→ **DOCUMENT TEXT**:
++++++
Haptics provide mechanical feedback through the use of vibrations to simulate specific events, surfaces, and effects. It can simulate different surfaces and effects by varying frequency, amplitude, duration, and direction of a vibration.

Figure 1-1 illustrates three types of actuators, Eccentric Rotating Mass (ERM), Linear Resonant Actuator (LRA), and Piezo Actuator.

Figure 1-1 Three Types of Actuators

An LRA is a spring-mass system that vibrates in a linear motion. Inside, there is a coil suspended by springs and when voltage is applied, the coil generates a magnetic field. The coil interacts with the magnet and mass, whereas the magnetic field varies with the applied drive signal, the magnet and mass move up and down creating force. This movement is perceived as a vibration.
++++++
→ **GIVEN DATA**:
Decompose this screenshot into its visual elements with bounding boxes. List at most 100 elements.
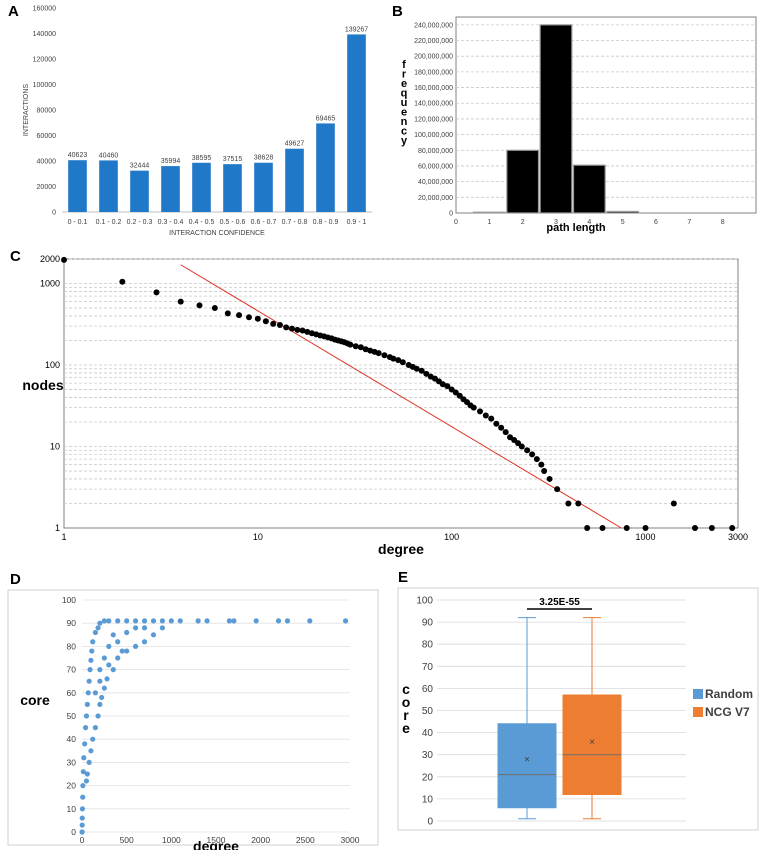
++++++
→ **WORK TO COMPLETE**:
(a) According to the haptics text, which four properties of a vibration can be varied to simulate different surfaces and effects?
(b) Continue the text on haptic actuators from where it stops.

→ **EXERCISE ANSWERS**:
(a) Frequency, amplitude, duration, and direction.

(b)
Noticeable vibrations only occur at the resonant frequency due to the spring constant. Linear actuators must be driven within a narrow band (±2 Hz) around the resonant frequency; otherwise it results in a drop-off of acceleration (see Figure 1-2). Due to manufacturing tolerance, component aging, temperature and mechanical mounting, the LRA’s exact resonant frequency varies. The DRV260x and DRV262x Drivers with auto-resonance function can detect the resonant frequency, helping increase acceleration performance.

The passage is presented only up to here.